[begin Record excerpts]
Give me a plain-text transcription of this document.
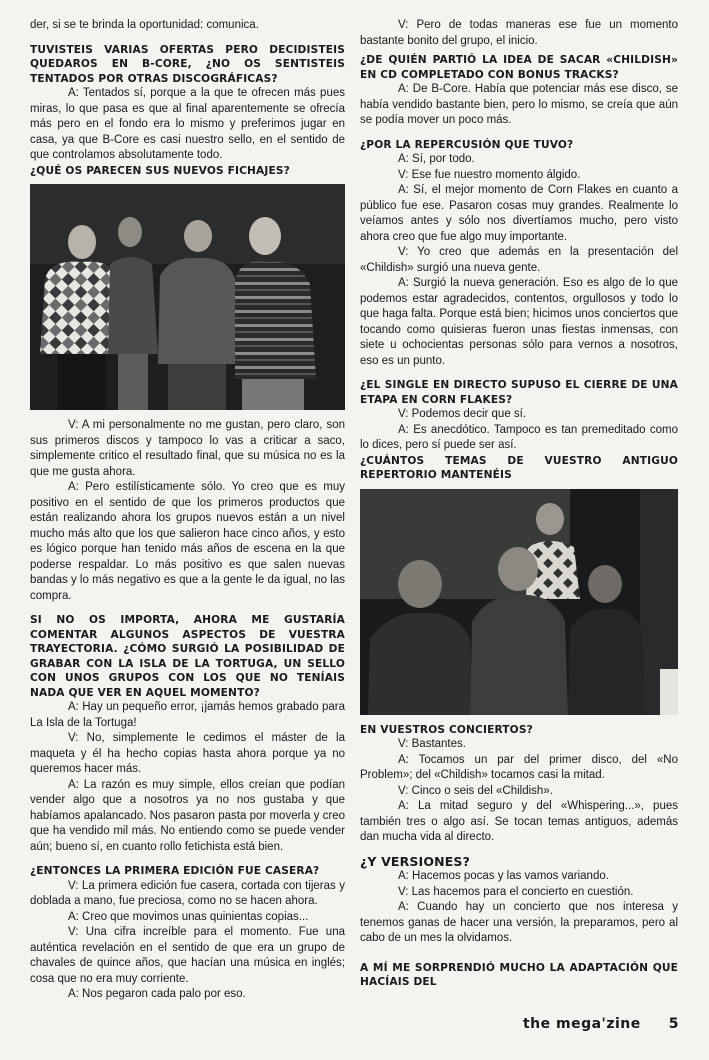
der, si se te brinda la oportunidad: comunica.

TUVISTEIS VARIAS OFERTAS PERO DECIDISTEIS QUEDAROS EN B-CORE, ¿NO OS SENTISTEIS TENTADOS POR OTRAS DISCOGRÁFICAS?

A: Tentados sí, porque a la que te ofrecen más pues miras, lo que pasa es que al final aparentemente se ofrecía más pero en el fondo era lo mismo y preferimos jugar en casa, ya que B-Core es casi nuestro sello, en el sentido de que controlamos absolutamente todo.

¿QUÉ OS PARECEN SUS NUEVOS FICHAJES?

V: A mi personalmente no me gustan, pero claro, son sus primeros discos y tampoco lo vas a criticar a saco, simplemente critico el resultado final, que su música no es la que me gusta ahora.

A: Pero estilísticamente sólo. Yo creo que es muy positivo en el sentido de que los primeros productos que están realizando ahora los grupos nuevos están a un nivel mucho más alto que los que salieron hace cinco años, y esto es lógico porque han tenido más años de escena en la que poderse respaldar. Lo más positivo es que salen nuevas bandas y lo más negativo es que a la gente le da igual, no las compra.

SI NO OS IMPORTA, AHORA ME GUSTARÍA COMENTAR ALGUNOS ASPECTOS DE VUESTRA TRAYECTORIA. ¿CÓMO SURGIÓ LA POSIBILIDAD DE GRABAR CON LA ISLA DE LA TORTUGA, UN SELLO CON UNOS GRUPOS CON LOS QUE NO TENÍAIS NADA QUE VER EN AQUEL MOMENTO?

A: Hay un pequeño error, ¡jamás hemos grabado para La Isla de la Tortuga!

V: No, simplemente le cedimos el máster de la maqueta y él ha hecho copias hasta ahora porque ya no queremos hacer más.

A: La razón es muy simple, ellos creían que podían vender algo que a nosotros ya no nos gustaba y que habíamos apalancado. Nos pasaron pasta por moverla y creo que ha vendido mil más. No entiendo como se puede vender aún; bueno sí, en cuanto rollo fetichista está bien.

¿ENTONCES LA PRIMERA EDICIÓN FUE CASERA?

V: La primera edición fue casera, cortada con tijeras y doblada a mano, fue preciosa, como no se hacen ahora.

A: Creo que movimos unas quinientas copias...

V: Una cifra increíble para el momento. Fue una auténtica revelación en el sentido de que era un grupo de chavales de quince años, que hacían una música en inglés; cosa que no era muy corriente.

A: Nos pegaron cada palo por eso.

V: Pero de todas maneras ese fue un momento bastante bonito del grupo, el inicio.

¿DE QUIÉN PARTIÓ LA IDEA DE SACAR «CHILDISH» EN CD COMPLETADO CON BONUS TRACKS?

A: De B-Core. Había que potenciar más ese disco, se había vendido bastante bien, pero lo mismo, se creía que aún se podía mover un poco más.

¿POR LA REPERCUSIÓN QUE TUVO?

A: Sí, por todo.

V: Ese fue nuestro momento álgido.

A: Sí, el mejor momento de Corn Flakes en cuanto a público fue ese. Pasaron cosas muy grandes. Realmente lo veíamos antes y sólo nos divertíamos mucho, pero visto ahora creo que fue algo muy importante.

V: Yo creo que además en la presentación del «Childish» surgió una nueva gente.

A: Surgió la nueva generación. Eso es algo de lo que podemos estar agradecidos, contentos, orgullosos y todo lo que haga falta. Porque está bien; hicimos unos conciertos que tocando como quisieras fueron unas fiestas inmensas, con siete u ochocientas personas sólo para vernos a nosotros, eso es un punto.

¿EL SINGLE EN DIRECTO SUPUSO EL CIERRE DE UNA ETAPA EN CORN FLAKES?

V: Podemos decir que sí.

A: Es anecdótico. Tampoco es tan premeditado como lo dices, pero sí puede ser así.

¿CUÁNTOS TEMAS DE VUESTRO ANTIGUO REPERTORIO MANTENÉIS

EN VUESTROS CONCIERTOS?

V: Bastantes.

A: Tocamos un par del primer disco, del «No Problem»; del «Childish» tocamos casi la mitad.

V: Cinco o seis del «Childish».

A: La mitad seguro y del «Whispering...», pues también tres o algo así. Se tocan temas antiguos, además dan mucha vida al directo.

¿Y VERSIONES?

A: Hacemos pocas y las vamos variando.

V: Las hacemos para el concierto en cuestión.

A: Cuando hay un concierto que nos interesa y tenemos ganas de hacer una versión, la preparamos, pero al cabo de un mes la olvidamos.

A MÍ ME SORPRENDIÓ MUCHO LA ADAPTACIÓN QUE HACÍAIS DEL

the mega'zine 5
[end Record excerpts]
• Task requirements:
Extract the text of all the records above verbatim, excluding pictures.

• Reply to the exercise:
Give me a plain-text transcription of this document.
der, si se te brinda la oportunidad: comunica.

TUVISTEIS VARIAS OFERTAS PERO DECIDISTEIS QUEDAROS EN B-CORE, ¿NO OS SENTISTEIS TENTADOS POR OTRAS DISCOGRÁFICAS?

A: Tentados sí, porque a la que te ofrecen más pues miras, lo que pasa es que al final aparentemente se ofrecía más pero en el fondo era lo mismo y preferimos jugar en casa, ya que B-Core es casi nuestro sello, en el sentido de que controlamos absolutamente todo.

¿QUÉ OS PARECEN SUS NUEVOS FICHAJES?

V: A mi personalmente no me gustan, pero claro, son sus primeros discos y tampoco lo vas a criticar a saco, simplemente critico el resultado final, que su música no es la que me gusta ahora.

A: Pero estilísticamente sólo. Yo creo que es muy positivo en el sentido de que los primeros productos que están realizando ahora los grupos nuevos están a un nivel mucho más alto que los que salieron hace cinco años, y esto es lógico porque han tenido más años de escena en la que poderse respaldar. Lo más positivo es que salen nuevas bandas y lo más negativo es que a la gente le da igual, no las compra.

SI NO OS IMPORTA, AHORA ME GUSTARÍA COMENTAR ALGUNOS ASPECTOS DE VUESTRA TRAYECTORIA. ¿CÓMO SURGIÓ LA POSIBILIDAD DE GRABAR CON LA ISLA DE LA TORTUGA, UN SELLO CON UNOS GRUPOS CON LOS QUE NO TENÍAIS NADA QUE VER EN AQUEL MOMENTO?

A: Hay un pequeño error, ¡jamás hemos grabado para La Isla de la Tortuga!

V: No, simplemente le cedimos el máster de la maqueta y él ha hecho copias hasta ahora porque ya no queremos hacer más.

A: La razón es muy simple, ellos creían que podían vender algo que a nosotros ya no nos gustaba y que habíamos apalancado. Nos pasaron pasta por moverla y creo que ha vendido mil más. No entiendo como se puede vender aún; bueno sí, en cuanto rollo fetichista está bien.

¿ENTONCES LA PRIMERA EDICIÓN FUE CASERA?

V: La primera edición fue casera, cortada con tijeras y doblada a mano, fue preciosa, como no se hacen ahora.

A: Creo que movimos unas quinientas copias...

V: Una cifra increíble para el momento. Fue una auténtica revelación en el sentido de que era un grupo de chavales de quince años, que hacían una música en inglés; cosa que no era muy corriente.

A: Nos pegaron cada palo por eso.

V: Pero de todas maneras ese fue un momento bastante bonito del grupo, el inicio.

¿DE QUIÉN PARTIÓ LA IDEA DE SACAR «CHILDISH» EN CD COMPLETADO CON BONUS TRACKS?

A: De B-Core. Había que potenciar más ese disco, se había vendido bastante bien, pero lo mismo, se creía que aún se podía mover un poco más.

¿POR LA REPERCUSIÓN QUE TUVO?

A: Sí, por todo.

V: Ese fue nuestro momento álgido.

A: Sí, el mejor momento de Corn Flakes en cuanto a público fue ese. Pasaron cosas muy grandes. Realmente lo veíamos antes y sólo nos divertíamos mucho, pero visto ahora creo que fue algo muy importante.

V: Yo creo que además en la presentación del «Childish» surgió una nueva gente.

A: Surgió la nueva generación. Eso es algo de lo que podemos estar agradecidos, contentos, orgullosos y todo lo que haga falta. Porque está bien; hicimos unos conciertos que tocando como quisieras fueron unas fiestas inmensas, con siete u ochocientas personas sólo para vernos a nosotros, eso es un punto.

¿EL SINGLE EN DIRECTO SUPUSO EL CIERRE DE UNA ETAPA EN CORN FLAKES?

V: Podemos decir que sí.

A: Es anecdótico. Tampoco es tan premeditado como lo dices, pero sí puede ser así.

¿CUÁNTOS TEMAS DE VUESTRO ANTIGUO REPERTORIO MANTENÉIS

EN VUESTROS CONCIERTOS?

V: Bastantes.

A: Tocamos un par del primer disco, del «No Problem»; del «Childish» tocamos casi la mitad.

V: Cinco o seis del «Childish».

A: La mitad seguro y del «Whispering...», pues también tres o algo así. Se tocan temas antiguos, además dan mucha vida al directo.

¿Y VERSIONES?

A: Hacemos pocas y las vamos variando.

V: Las hacemos para el concierto en cuestión.

A: Cuando hay un concierto que nos interesa y tenemos ganas de hacer una versión, la preparamos, pero al cabo de un mes la olvidamos.

A MÍ ME SORPRENDIÓ MUCHO LA ADAPTACIÓN QUE HACÍAIS DEL

the mega'zine 5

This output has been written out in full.